We show how business ownership generates jobs and wage growth, builds wealth, retains capital in communities, and creates opportunities that break the cycle of poverty.

Read the full letter below.

Dear Chair Ernst, Ranking Member Markey, and members of the Committee:

The Center for Entrepreneurial Opportunity is a national partnership between Third Way, a leading think tank committed to modern policy solutions, and the National Urban League, a historic advocacy organization focused on economic empowerment for underserved communities. Together, we are working to cultivate an economy where disadvantaged communities are full participants and beneficiaries, able to build generational wealth and financial stability through business ownership. We commend the Committee for examining this critical issue and stand ready to support federal policies that unlock entrepreneurial opportunity across America.

Business ownership remains one of the most powerful wealth-building tools available to American families. In this statement, we will demonstrate how entrepreneurship creates pathways out of poverty through four key mechanisms: first, by generating jobs and wage growth that raise living standards; second, by building individual wealth; third, by retaining capital in communities rather than losing it to corporate consolidation; and fourth, by creating opportunities that break the cycle where existing wealth is a prerequisite for success.

▶ [Work to be completed]
Write the next part of the letter on business ownership and poverty, starting right after its last sentence.

▶ [Information given]
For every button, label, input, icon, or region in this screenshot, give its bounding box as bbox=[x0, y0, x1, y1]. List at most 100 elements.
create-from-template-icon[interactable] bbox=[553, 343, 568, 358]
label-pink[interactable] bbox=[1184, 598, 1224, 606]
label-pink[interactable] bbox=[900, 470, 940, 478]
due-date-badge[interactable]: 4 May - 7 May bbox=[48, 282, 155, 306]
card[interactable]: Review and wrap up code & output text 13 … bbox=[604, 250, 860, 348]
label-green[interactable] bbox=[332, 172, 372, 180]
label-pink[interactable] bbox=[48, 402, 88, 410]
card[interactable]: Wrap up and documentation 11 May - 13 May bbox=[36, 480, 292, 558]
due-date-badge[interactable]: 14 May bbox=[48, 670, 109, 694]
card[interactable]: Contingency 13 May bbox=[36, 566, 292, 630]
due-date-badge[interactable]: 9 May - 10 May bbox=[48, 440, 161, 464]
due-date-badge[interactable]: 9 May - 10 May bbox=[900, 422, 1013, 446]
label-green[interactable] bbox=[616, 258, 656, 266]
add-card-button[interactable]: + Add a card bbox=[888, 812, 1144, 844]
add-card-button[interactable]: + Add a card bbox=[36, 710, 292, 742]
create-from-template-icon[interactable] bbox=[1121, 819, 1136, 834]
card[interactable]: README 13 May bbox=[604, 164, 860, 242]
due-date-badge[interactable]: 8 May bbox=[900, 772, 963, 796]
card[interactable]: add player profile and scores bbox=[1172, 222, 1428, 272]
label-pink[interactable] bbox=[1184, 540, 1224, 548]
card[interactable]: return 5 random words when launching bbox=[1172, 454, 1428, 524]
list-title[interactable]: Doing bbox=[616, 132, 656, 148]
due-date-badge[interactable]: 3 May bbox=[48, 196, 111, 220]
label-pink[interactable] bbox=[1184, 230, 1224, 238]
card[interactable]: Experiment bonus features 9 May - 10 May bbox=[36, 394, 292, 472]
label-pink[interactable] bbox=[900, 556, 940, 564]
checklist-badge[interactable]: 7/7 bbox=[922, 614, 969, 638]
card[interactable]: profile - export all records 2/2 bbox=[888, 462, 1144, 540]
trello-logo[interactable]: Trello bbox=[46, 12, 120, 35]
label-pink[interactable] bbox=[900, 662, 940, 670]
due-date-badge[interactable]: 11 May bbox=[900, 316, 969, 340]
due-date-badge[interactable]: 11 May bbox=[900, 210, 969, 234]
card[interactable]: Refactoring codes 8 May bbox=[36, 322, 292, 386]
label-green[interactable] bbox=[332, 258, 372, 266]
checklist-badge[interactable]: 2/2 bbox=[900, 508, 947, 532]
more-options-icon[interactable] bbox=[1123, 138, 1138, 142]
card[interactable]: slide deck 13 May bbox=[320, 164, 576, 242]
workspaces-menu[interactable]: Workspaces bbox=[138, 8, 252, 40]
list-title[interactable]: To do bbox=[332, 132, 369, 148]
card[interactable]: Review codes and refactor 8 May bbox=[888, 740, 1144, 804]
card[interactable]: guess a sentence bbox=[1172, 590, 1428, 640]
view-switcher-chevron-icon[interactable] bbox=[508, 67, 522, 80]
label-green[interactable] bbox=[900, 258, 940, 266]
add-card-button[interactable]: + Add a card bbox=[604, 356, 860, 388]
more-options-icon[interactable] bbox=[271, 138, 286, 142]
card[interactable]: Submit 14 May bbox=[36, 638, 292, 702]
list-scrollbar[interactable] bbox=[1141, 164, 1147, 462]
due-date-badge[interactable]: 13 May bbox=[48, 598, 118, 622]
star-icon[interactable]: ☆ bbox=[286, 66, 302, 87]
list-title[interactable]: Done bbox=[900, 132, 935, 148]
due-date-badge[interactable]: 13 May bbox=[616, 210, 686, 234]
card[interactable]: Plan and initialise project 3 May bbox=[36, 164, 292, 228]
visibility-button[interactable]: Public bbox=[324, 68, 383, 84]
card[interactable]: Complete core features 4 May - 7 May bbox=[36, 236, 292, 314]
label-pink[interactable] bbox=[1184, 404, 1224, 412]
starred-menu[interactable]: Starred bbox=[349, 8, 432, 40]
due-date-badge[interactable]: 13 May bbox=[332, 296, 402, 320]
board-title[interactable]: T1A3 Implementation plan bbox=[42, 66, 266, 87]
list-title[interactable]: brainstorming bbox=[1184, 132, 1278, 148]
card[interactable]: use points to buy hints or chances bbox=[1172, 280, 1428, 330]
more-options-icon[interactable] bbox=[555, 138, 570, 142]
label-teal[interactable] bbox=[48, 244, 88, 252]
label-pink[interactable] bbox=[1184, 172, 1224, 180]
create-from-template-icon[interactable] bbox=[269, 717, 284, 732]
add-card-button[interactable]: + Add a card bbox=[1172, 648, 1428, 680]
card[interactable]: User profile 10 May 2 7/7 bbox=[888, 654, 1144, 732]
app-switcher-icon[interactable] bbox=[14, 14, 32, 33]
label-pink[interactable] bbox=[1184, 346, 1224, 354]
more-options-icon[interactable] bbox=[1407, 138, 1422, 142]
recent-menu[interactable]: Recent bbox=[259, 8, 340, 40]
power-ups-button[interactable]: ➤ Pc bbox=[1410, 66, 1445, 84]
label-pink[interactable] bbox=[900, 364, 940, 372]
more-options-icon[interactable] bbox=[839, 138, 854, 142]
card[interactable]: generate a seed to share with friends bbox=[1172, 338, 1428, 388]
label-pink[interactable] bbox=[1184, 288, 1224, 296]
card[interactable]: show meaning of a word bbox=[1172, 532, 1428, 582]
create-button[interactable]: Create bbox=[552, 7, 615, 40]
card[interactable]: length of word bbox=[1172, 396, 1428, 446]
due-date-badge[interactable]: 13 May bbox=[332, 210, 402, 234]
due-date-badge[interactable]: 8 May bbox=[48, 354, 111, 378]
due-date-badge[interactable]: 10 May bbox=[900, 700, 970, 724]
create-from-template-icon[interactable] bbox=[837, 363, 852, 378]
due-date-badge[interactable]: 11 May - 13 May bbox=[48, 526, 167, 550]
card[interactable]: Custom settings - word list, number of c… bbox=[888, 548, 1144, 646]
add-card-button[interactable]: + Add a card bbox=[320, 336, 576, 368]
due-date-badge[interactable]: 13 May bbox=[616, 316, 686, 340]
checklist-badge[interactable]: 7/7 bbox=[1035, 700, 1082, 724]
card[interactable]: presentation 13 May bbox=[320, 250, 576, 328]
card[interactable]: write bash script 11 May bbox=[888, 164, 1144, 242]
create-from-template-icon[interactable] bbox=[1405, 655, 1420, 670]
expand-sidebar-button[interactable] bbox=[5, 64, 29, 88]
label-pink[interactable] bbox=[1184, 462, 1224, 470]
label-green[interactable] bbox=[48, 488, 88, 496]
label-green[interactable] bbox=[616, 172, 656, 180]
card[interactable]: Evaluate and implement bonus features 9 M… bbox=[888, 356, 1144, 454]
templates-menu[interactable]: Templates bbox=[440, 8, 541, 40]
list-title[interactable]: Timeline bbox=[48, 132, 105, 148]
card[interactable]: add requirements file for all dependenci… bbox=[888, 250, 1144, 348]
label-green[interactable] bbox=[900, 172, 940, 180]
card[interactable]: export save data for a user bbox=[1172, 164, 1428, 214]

▶ [The response]
I. Entrepreneurship as a Catalyst for Job Creation and Wage Growth

New businesses serve as the primary engine of American job growth. Companies less than one year old have created an average of 1.5 million jobs annually over the past three decades, accounting for roughly 20% of gross job creation nationwide.1 Yet their impact extends far beyond these numbers: high-growth firms generate 50% of all new jobs in the economy.2 This entrepreneurial activity proves especially vital for disadvantaged communities, where self-employed individuals often earn as much as or more than traditional employees.3 These business owners also provide critical local employment in neighborhoods underserved by larger employers.

The broader economic benefits are equally significant. When entrepreneurial dynamism declines, wage growth stagnates. Conversely, robust business formation creates a natural “churn” that enables job-to-job mobility—a key mechanism through which workers secure higher paychecks over time.4 Simply put, an economy that supports new business creation is one that delivers both jobs and rising wages for working families.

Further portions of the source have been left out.